Task to complete: Write out every record in full, exactly as written, please.

Exercise input:
--------------------

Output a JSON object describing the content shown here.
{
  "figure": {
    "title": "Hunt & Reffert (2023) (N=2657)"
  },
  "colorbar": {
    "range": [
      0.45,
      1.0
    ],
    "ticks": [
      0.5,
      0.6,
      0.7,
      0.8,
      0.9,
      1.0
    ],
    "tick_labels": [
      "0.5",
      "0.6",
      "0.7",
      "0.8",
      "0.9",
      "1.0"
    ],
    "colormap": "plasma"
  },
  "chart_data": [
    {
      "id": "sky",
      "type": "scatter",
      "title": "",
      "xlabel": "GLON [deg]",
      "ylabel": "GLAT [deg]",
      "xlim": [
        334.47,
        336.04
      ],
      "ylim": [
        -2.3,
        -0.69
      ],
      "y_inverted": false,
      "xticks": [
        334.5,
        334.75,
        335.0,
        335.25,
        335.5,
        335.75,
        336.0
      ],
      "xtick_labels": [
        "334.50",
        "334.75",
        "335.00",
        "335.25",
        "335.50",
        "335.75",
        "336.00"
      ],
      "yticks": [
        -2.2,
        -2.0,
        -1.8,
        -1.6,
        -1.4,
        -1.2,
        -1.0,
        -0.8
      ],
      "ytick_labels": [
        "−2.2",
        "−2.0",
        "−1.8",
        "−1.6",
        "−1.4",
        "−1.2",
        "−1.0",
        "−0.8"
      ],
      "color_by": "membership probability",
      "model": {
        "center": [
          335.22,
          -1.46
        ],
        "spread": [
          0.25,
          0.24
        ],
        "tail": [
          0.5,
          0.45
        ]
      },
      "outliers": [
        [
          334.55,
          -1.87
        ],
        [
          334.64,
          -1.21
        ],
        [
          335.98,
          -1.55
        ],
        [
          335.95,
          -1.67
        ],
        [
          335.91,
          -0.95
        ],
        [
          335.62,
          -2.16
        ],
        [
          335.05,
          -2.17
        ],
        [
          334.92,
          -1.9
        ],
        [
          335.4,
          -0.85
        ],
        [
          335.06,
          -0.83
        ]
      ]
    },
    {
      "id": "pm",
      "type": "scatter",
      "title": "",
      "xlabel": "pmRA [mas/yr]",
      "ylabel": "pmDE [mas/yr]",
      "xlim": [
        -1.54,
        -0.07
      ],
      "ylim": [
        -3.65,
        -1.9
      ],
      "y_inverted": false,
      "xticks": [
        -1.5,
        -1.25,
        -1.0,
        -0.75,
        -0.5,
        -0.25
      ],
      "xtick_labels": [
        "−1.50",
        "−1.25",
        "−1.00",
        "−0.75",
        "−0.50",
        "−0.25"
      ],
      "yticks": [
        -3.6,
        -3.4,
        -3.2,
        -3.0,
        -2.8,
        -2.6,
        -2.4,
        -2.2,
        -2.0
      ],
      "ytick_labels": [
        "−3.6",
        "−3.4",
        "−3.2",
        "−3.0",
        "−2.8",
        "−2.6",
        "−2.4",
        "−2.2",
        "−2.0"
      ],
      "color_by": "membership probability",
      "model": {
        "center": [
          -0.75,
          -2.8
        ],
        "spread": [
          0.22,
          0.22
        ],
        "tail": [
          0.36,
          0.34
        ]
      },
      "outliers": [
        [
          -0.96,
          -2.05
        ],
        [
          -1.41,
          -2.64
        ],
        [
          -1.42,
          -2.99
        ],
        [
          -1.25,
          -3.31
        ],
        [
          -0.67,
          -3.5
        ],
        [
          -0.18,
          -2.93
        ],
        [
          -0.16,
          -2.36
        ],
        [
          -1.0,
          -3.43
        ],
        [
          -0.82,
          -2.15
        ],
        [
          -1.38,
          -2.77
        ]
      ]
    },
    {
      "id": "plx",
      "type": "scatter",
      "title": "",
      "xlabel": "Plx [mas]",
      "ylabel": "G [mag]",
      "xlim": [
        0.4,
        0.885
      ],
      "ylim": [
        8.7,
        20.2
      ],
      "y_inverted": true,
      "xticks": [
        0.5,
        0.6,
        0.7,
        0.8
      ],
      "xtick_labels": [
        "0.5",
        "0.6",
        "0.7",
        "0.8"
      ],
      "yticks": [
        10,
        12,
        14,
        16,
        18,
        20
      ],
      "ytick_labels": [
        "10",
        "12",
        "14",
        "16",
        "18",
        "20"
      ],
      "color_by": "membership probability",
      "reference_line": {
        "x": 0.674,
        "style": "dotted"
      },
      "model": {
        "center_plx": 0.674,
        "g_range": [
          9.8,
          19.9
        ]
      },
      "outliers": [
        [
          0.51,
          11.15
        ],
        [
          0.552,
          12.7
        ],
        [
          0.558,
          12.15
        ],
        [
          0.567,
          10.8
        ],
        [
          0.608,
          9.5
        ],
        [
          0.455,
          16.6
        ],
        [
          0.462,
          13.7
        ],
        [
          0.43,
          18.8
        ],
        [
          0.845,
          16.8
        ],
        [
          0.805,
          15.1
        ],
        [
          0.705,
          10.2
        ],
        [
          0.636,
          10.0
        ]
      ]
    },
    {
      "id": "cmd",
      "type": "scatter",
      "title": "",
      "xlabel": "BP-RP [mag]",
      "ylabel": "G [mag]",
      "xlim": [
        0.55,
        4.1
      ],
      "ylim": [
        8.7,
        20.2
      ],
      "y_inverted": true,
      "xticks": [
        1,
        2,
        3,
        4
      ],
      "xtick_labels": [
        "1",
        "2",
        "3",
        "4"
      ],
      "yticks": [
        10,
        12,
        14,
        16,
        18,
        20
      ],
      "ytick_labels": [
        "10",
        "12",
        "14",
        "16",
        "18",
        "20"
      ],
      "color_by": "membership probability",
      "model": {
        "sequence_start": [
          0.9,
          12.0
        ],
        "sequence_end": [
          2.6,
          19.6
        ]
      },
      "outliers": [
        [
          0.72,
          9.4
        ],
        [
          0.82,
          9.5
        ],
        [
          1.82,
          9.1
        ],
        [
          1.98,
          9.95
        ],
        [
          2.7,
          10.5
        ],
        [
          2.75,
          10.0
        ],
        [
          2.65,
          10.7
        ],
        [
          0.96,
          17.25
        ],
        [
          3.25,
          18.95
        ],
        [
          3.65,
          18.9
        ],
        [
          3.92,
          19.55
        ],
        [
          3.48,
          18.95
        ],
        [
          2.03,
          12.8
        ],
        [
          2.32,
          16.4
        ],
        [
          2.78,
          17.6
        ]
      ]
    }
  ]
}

--------------------

Expected answer:
Output a JSON object describing the content shown here.
{
  "figure": {
    "title": "Hunt & Reffert (2023) (N=2657)"
  },
  "colorbar": {
    "range": [
      0.45,
      1.0
    ],
    "ticks": [
      0.5,
      0.6,
      0.7,
      0.8,
      0.9,
      1.0
    ],
    "tick_labels": [
      "0.5",
      "0.6",
      "0.7",
      "0.8",
      "0.9",
      "1.0"
    ],
    "colormap": "plasma"
  },
  "chart_data": [
    {
      "id": "sky",
      "type": "scatter",
      "title": "",
      "xlabel": "GLON [deg]",
      "ylabel": "GLAT [deg]",
      "xlim": [
        334.47,
        336.04
      ],
      "ylim": [
        -2.3,
        -0.69
      ],
      "y_inverted": false,
      "xticks": [
        334.5,
        334.75,
        335.0,
        335.25,
        335.5,
        335.75,
        336.0
      ],
      "xtick_labels": [
        "334.50",
        "334.75",
        "335.00",
        "335.25",
        "335.50",
        "335.75",
        "336.00"
      ],
      "yticks": [
        -2.2,
        -2.0,
        -1.8,
        -1.6,
        -1.4,
        -1.2,
        -1.0,
        -0.8
      ],
      "ytick_labels": [
        "−2.2",
        "−2.0",
        "−1.8",
        "−1.6",
        "−1.4",
        "−1.2",
        "−1.0",
        "−0.8"
      ],
      "color_by": "membership probability",
      "model": {
        "center": [
          335.22,
          -1.46
        ],
        "spread": [
          0.25,
          0.24
        ],
        "tail": [
          0.5,
          0.45
        ]
      },
      "outliers": [
        [
          334.55,
          -1.87
        ],
        [
          334.64,
          -1.21
        ],
        [
          335.98,
          -1.55
        ],
        [
          335.95,
          -1.67
        ],
        [
          335.91,
          -0.95
        ],
        [
          335.62,
          -2.16
        ],
        [
          335.05,
          -2.17
        ],
        [
          334.92,
          -1.9
        ],
        [
          335.4,
          -0.85
        ],
        [
          335.06,
          -0.83
        ]
      ]
    },
    {
      "id": "pm",
      "type": "scatter",
      "title": "",
      "xlabel": "pmRA [mas/yr]",
      "ylabel": "pmDE [mas/yr]",
      "xlim": [
        -1.54,
        -0.07
      ],
      "ylim": [
        -3.65,
        -1.9
      ],
      "y_inverted": false,
      "xticks": [
        -1.5,
        -1.25,
        -1.0,
        -0.75,
        -0.5,
        -0.25
      ],
      "xtick_labels": [
        "−1.50",
        "−1.25",
        "−1.00",
        "−0.75",
        "−0.50",
        "−0.25"
      ],
      "yticks": [
        -3.6,
        -3.4,
        -3.2,
        -3.0,
        -2.8,
        -2.6,
        -2.4,
        -2.2,
        -2.0
      ],
      "ytick_labels": [
        "−3.6",
        "−3.4",
        "−3.2",
        "−3.0",
        "−2.8",
        "−2.6",
        "−2.4",
        "−2.2",
        "−2.0"
      ],
      "color_by": "membership probability",
      "model": {
        "center": [
          -0.75,
          -2.8
        ],
        "spread": [
          0.22,
          0.22
        ],
        "tail": [
          0.36,
          0.34
        ]
      },
      "outliers": [
        [
          -0.96,
          -2.05
        ],
        [
          -1.41,
          -2.64
        ],
        [
          -1.42,
          -2.99
        ],
        [
          -1.25,
          -3.31
        ],
        [
          -0.67,
          -3.5
        ],
        [
          -0.18,
          -2.93
        ],
        [
          -0.16,
          -2.36
        ],
        [
          -1.0,
          -3.43
        ],
        [
          -0.82,
          -2.15
        ],
        [
          -1.38,
          -2.77
        ]
      ]
    },
    {
      "id": "plx",
      "type": "scatter",
      "title": "",
      "xlabel": "Plx [mas]",
      "ylabel": "G [mag]",
      "xlim": [
        0.4,
        0.885
      ],
      "ylim": [
        8.7,
        20.2
      ],
      "y_inverted": true,
      "xticks": [
        0.5,
        0.6,
        0.7,
        0.8
      ],
      "xtick_labels": [
        "0.5",
        "0.6",
        "0.7",
        "0.8"
      ],
      "yticks": [
        10,
        12,
        14,
        16,
        18,
        20
      ],
      "ytick_labels": [
        "10",
        "12",
        "14",
        "16",
        "18",
        "20"
      ],
      "color_by": "membership probability",
      "reference_line": {
        "x": 0.674,
        "style": "dotted"
      },
      "model": {
        "center_plx": 0.674,
        "g_range": [
          9.8,
          19.9
        ]
      },
      "outliers": [
        [
          0.51,
          11.15
        ],
        [
          0.552,
          12.7
        ],
        [
          0.558,
          12.15
        ],
        [
          0.567,
          10.8
        ],
        [
          0.608,
          9.5
        ],
        [
          0.455,
          16.6
        ],
        [
          0.462,
          13.7
        ],
        [
          0.43,
          18.8
        ],
        [
          0.845,
          16.8
        ],
        [
          0.805,
          15.1
        ],
        [
          0.705,
          10.2
        ],
        [
          0.636,
          10.0
        ]
      ]
    },
    {
      "id": "cmd",
      "type": "scatter",
      "title": "",
      "xlabel": "BP-RP [mag]",
      "ylabel": "G [mag]",
      "xlim": [
        0.55,
        4.1
      ],
      "ylim": [
        8.7,
        20.2
      ],
      "y_inverted": true,
      "xticks": [
        1,
        2,
        3,
        4
      ],
      "xtick_labels": [
        "1",
        "2",
        "3",
        "4"
      ],
      "yticks": [
        10,
        12,
        14,
        16,
        18,
        20
      ],
      "ytick_labels": [
        "10",
        "12",
        "14",
        "16",
        "18",
        "20"
      ],
      "color_by": "membership probability",
      "model": {
        "sequence_start": [
          0.9,
          12.0
        ],
        "sequence_end": [
          2.6,
          19.6
        ]
      },
      "outliers": [
        [
          0.72,
          9.4
        ],
        [
          0.82,
          9.5
        ],
        [
          1.82,
          9.1
        ],
        [
          1.98,
          9.95
        ],
        [
          2.7,
          10.5
        ],
        [
          2.75,
          10.0
        ],
        [
          2.65,
          10.7
        ],
        [
          0.96,
          17.25
        ],
        [
          3.25,
          18.95
        ],
        [
          3.65,
          18.9
        ],
        [
          3.92,
          19.55
        ],
        [
          3.48,
          18.95
        ],
        [
          2.03,
          12.8
        ],
        [
          2.32,
          16.4
        ],
        [
          2.78,
          17.6
        ]
      ]
    }
  ]
}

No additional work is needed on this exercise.